# Start of RECORDS PROVIDED
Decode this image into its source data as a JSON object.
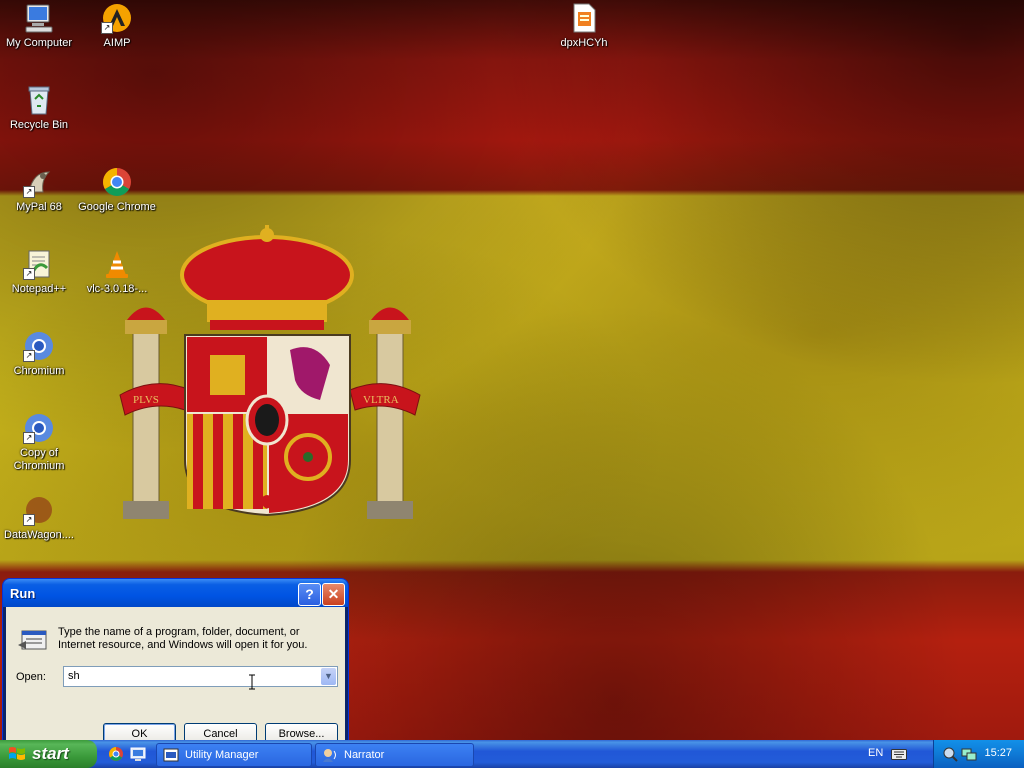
{
  "desktop": {
    "icons": [
      {
        "label": "My Computer",
        "icon": "my-computer-icon"
      },
      {
        "label": "AIMP",
        "icon": "aimp-icon"
      },
      {
        "label": "dpxHCYh",
        "icon": "file-icon"
      },
      {
        "label": "Recycle Bin",
        "icon": "recycle-bin-icon"
      },
      {
        "label": "MyPal 68",
        "icon": "mypal-icon"
      },
      {
        "label": "Google Chrome",
        "icon": "chrome-icon"
      },
      {
        "label": "Notepad++",
        "icon": "notepadpp-icon"
      },
      {
        "label": "vlc-3.0.18-...",
        "icon": "vlc-icon"
      },
      {
        "label": "Chromium",
        "icon": "chromium-icon"
      },
      {
        "label": "Copy of Chromium",
        "icon": "chromium-icon"
      },
      {
        "label": "DataWagon....",
        "icon": "datawagon-icon"
      }
    ],
    "wallpaper_motto": {
      "left": "PLVS",
      "right": "VLTRA"
    }
  },
  "run_dialog": {
    "title": "Run",
    "help_label": "?",
    "close_label": "✕",
    "description": "Type the name of a program, folder, document, or Internet resource, and Windows will open it for you.",
    "open_label": "Open:",
    "open_value": "sh",
    "ok_label": "OK",
    "cancel_label": "Cancel",
    "browse_label": "Browse..."
  },
  "taskbar": {
    "start_label": "start",
    "tasks": [
      {
        "label": "Utility Manager",
        "icon": "utility-manager-icon"
      },
      {
        "label": "Narrator",
        "icon": "narrator-icon"
      }
    ],
    "language": "EN",
    "clock": "15:27"
  },
  "colors": {
    "flag_red": "#b41a10",
    "flag_yellow": "#c9b61c",
    "xp_blue": "#225cd8",
    "start_green": "#3a9a3a"
  }
}
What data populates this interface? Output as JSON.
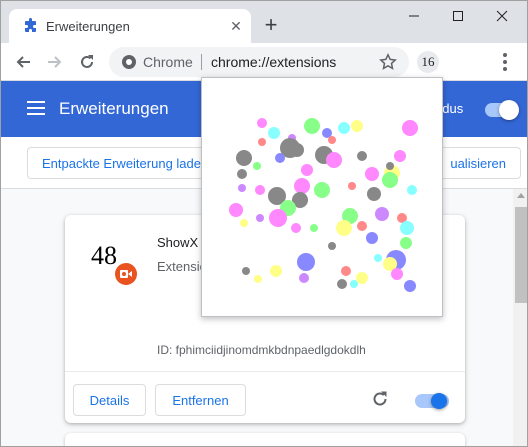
{
  "tab": {
    "title": "Erweiterungen",
    "close_glyph": "✕",
    "icon": "puzzle-icon"
  },
  "new_tab_glyph": "+",
  "omnibox": {
    "chip": "Chrome",
    "url": "chrome://extensions"
  },
  "extension_badge": "16",
  "header": {
    "title": "Erweiterungen",
    "devmode_label": "odus",
    "devmode_on": true
  },
  "subbar": {
    "load_unpacked": "Entpackte Erweiterung lade",
    "update": "ualisieren"
  },
  "extension": {
    "icon_number": "48",
    "name": "ShowX",
    "description": "Extensio",
    "id_text": "ID: fphimciidjinomdmkbdnpaedlgdokdlh",
    "details_label": "Details",
    "remove_label": "Entfernen",
    "enabled": true
  },
  "colors": {
    "accent": "#3367d6",
    "link": "#1a73e8",
    "record": "#e8531f"
  },
  "popup_dot_colors": [
    "#ff88ff",
    "#888888",
    "#88ff88",
    "#8888ff",
    "#88ffff",
    "#ffff88",
    "#ff8888",
    "#cc88ff"
  ]
}
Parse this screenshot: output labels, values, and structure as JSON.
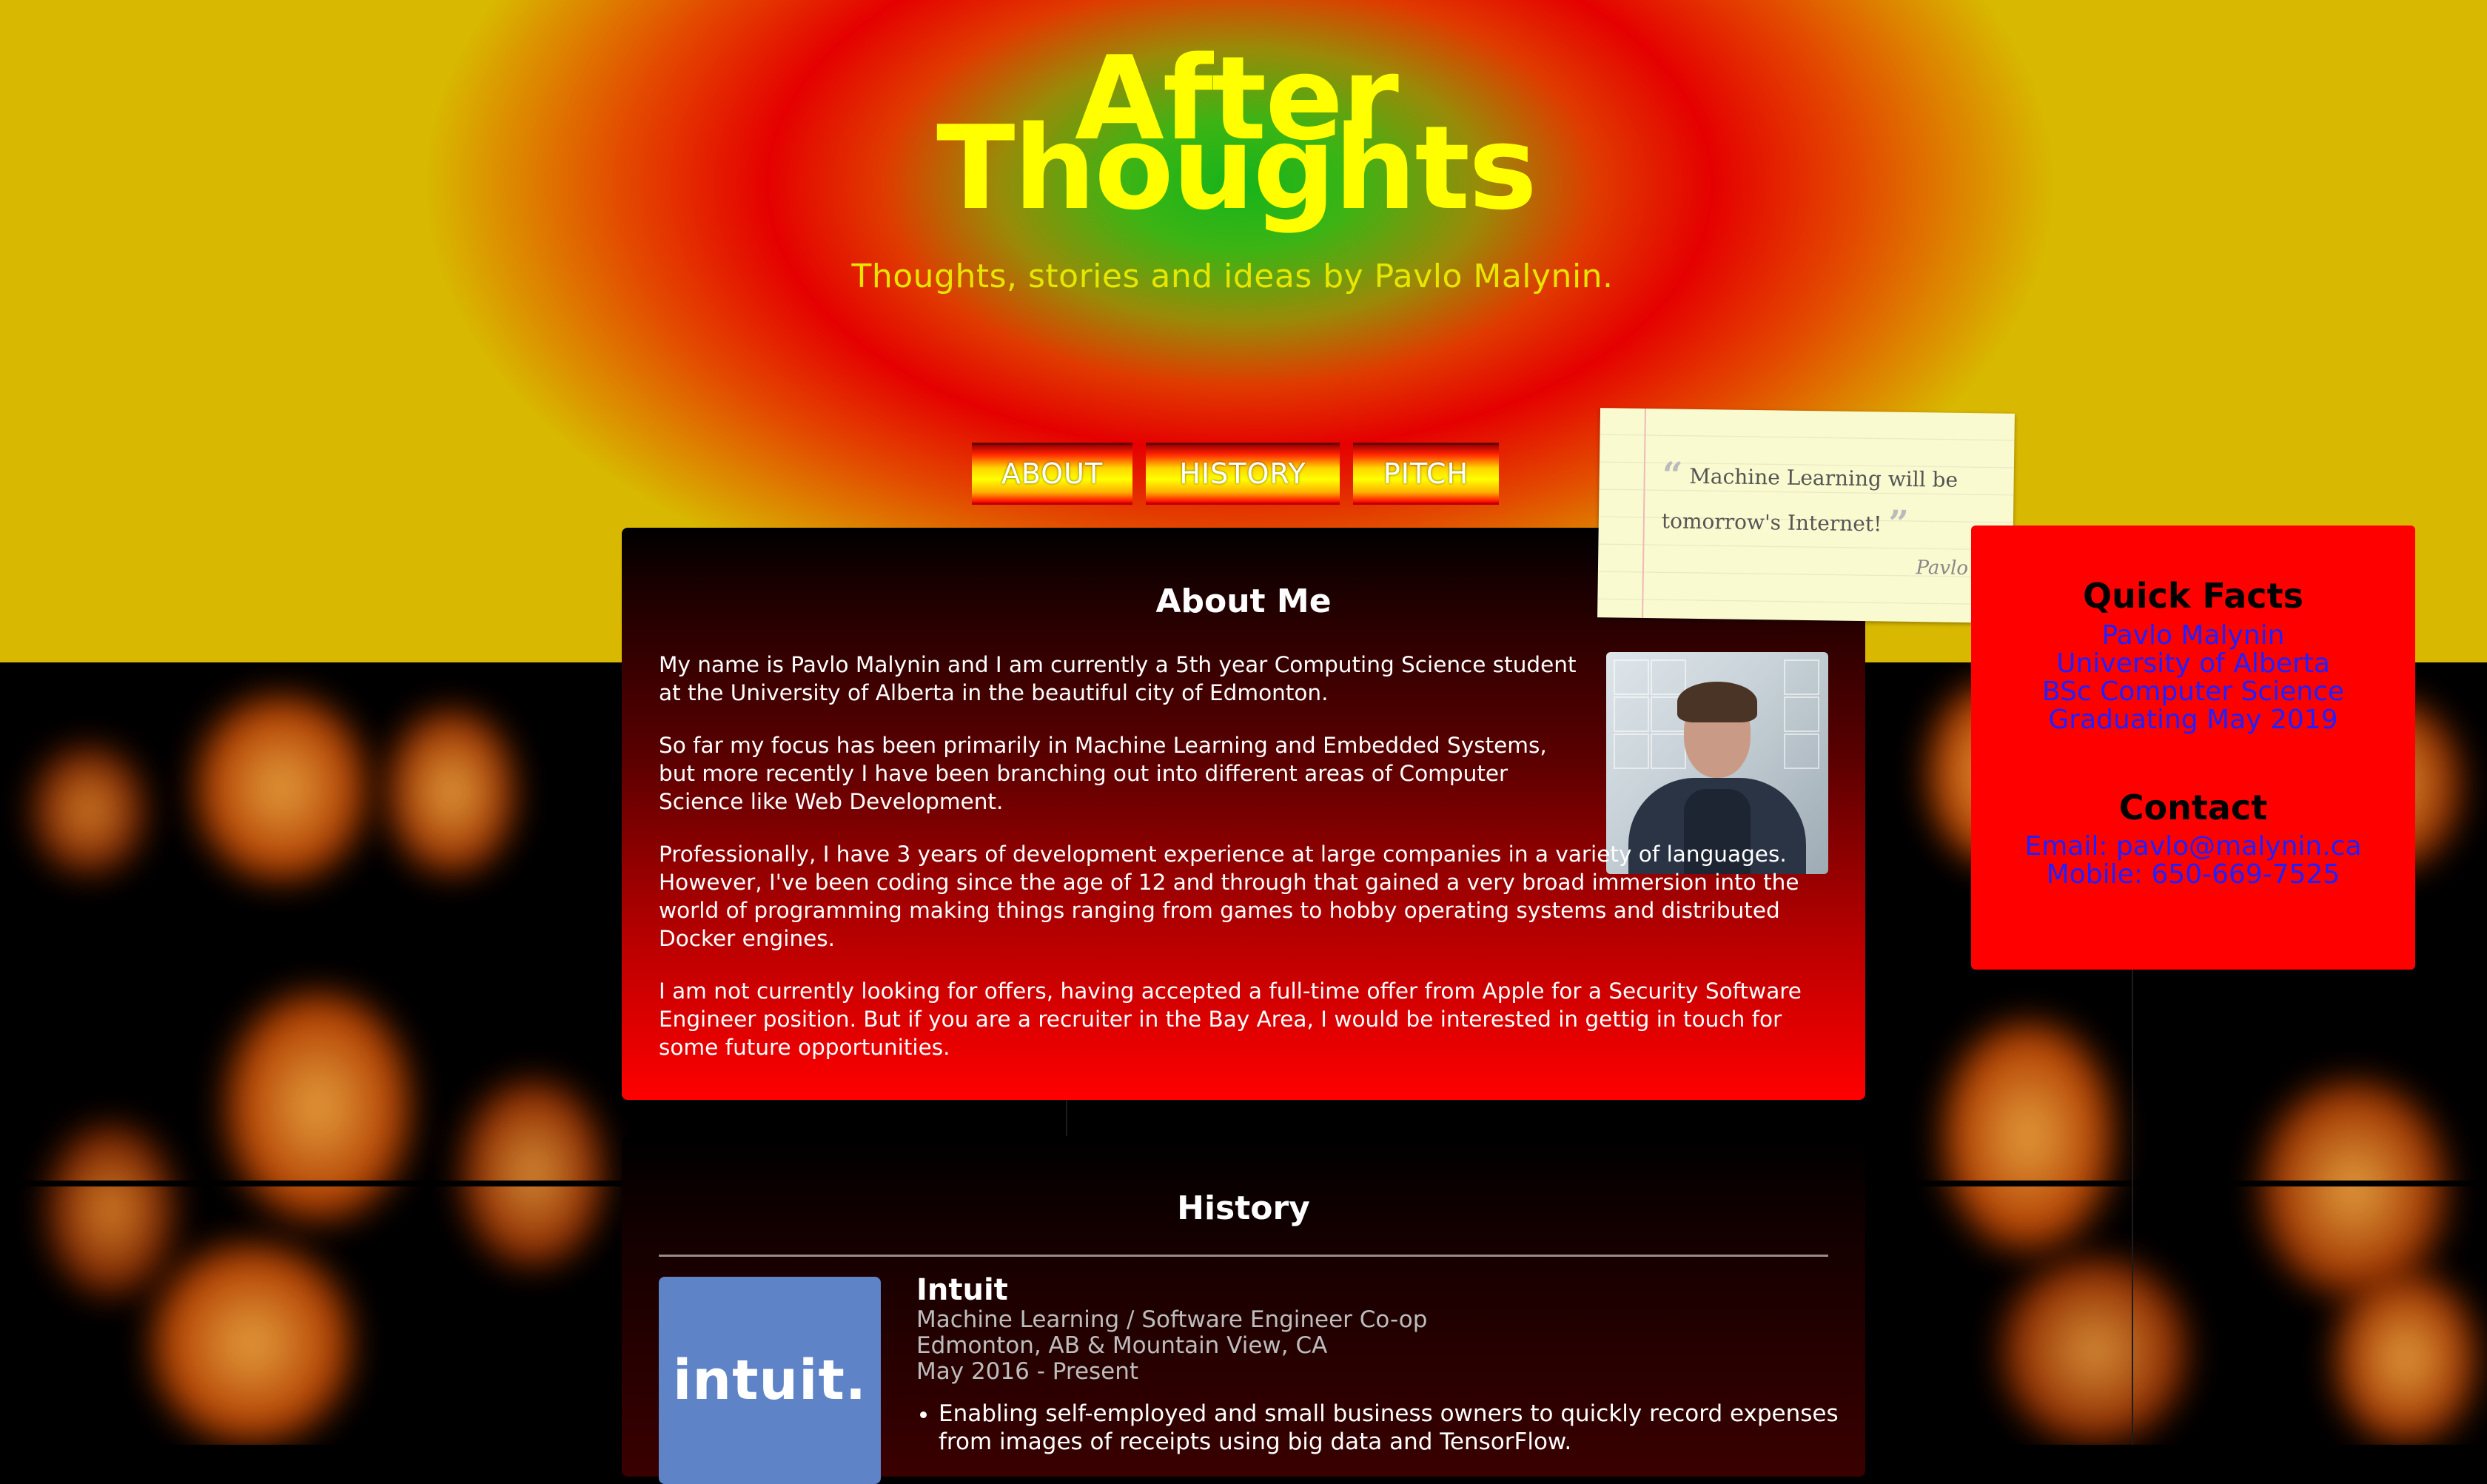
{
  "site": {
    "title_line1": "After",
    "title_line2": "Thoughts",
    "tagline": "Thoughts, stories and ideas by Pavlo Malynin."
  },
  "nav": {
    "about": "ABOUT",
    "history": "HISTORY",
    "pitch": "PITCH"
  },
  "about": {
    "heading": "About Me",
    "paragraphs": [
      "My name is Pavlo Malynin and I am currently a 5th year Computing Science student at the University of Alberta in the beautiful city of Edmonton.",
      "So far my focus has been primarily in Machine Learning and Embedded Systems, but more recently I have been branching out into different areas of Computer Science like Web Development.",
      "Professionally, I have 3 years of development experience at large companies in a variety of languages. However, I've been coding since the age of 12 and through that gained a very broad immersion into the world of programming making things ranging from games to hobby operating systems and distributed Docker engines.",
      "I am not currently looking for offers, having accepted a full-time offer from Apple for a Security Software Engineer position. But if you are a recruiter in the Bay Area, I would be interested in gettig in touch for some future opportunities."
    ]
  },
  "quote": {
    "text": "Machine Learning will be tomorrow's Internet!",
    "author": "Pavlo"
  },
  "quick_facts": {
    "heading": "Quick Facts",
    "items": [
      "Pavlo Malynin",
      "University of Alberta",
      "BSc Computer Science",
      "Graduating May 2019"
    ]
  },
  "contact": {
    "heading": "Contact",
    "email": "Email: pavlo@malynin.ca",
    "mobile": "Mobile: 650-669-7525"
  },
  "history": {
    "heading": "History",
    "jobs": [
      {
        "logo_text": "intuit.",
        "company": "Intuit",
        "role": "Machine Learning / Software Engineer Co-op",
        "location": "Edmonton, AB & Mountain View, CA",
        "dates": "May 2016 - Present",
        "bullets": [
          "Enabling self-employed and small business owners to quickly record expenses from images of receipts using big data and TensorFlow."
        ]
      }
    ]
  },
  "colors": {
    "title_yellow": "#ffff00",
    "facts_red": "#ff0000",
    "link_blue": "#2020ff",
    "intuit_blue": "#5f83c7"
  }
}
# End of RECORDS PROVIDED
_REQUIRED WORK_:
Gather each line from the listing above that holds "Alberta".

_RESULT OF THIS TASK_:
      "My name is Pavlo Malynin and I am currently a 5th year Computing Science student at the University of Alberta in the beautiful city of Edmonton.",
      "University of Alberta",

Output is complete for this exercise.